● **Task instructions**:
Count the lines in the material below that contain the string "region". Reply with the number alone.

● **Input material**:
********
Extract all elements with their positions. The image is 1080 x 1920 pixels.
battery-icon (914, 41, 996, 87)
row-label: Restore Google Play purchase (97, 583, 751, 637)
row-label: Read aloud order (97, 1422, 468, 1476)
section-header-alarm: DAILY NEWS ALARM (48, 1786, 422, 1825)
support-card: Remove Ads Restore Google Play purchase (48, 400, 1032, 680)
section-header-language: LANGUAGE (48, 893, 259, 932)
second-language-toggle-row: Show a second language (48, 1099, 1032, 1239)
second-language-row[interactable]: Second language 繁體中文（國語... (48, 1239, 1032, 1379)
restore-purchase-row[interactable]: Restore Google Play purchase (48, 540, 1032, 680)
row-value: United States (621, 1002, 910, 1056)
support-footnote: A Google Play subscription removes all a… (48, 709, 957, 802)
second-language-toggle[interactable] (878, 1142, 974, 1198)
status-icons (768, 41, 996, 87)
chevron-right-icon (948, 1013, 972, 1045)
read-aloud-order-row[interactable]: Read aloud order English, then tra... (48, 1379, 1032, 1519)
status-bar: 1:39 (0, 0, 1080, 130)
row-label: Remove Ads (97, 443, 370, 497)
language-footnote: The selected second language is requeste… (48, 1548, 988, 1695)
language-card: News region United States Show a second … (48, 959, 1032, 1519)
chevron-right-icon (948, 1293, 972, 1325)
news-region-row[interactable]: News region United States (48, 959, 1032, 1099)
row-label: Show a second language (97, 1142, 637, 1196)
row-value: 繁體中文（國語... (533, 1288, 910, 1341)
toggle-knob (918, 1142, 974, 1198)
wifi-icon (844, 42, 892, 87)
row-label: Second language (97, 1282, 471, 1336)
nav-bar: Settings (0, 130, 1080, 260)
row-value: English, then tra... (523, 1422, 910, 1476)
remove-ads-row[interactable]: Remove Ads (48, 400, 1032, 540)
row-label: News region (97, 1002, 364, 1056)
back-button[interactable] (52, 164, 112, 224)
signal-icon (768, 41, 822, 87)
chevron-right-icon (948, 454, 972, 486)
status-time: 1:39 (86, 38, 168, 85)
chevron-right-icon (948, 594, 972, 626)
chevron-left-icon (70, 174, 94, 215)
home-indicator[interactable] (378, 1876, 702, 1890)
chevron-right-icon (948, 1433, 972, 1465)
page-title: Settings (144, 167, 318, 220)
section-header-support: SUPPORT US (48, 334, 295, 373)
********
● **Finished task**:
3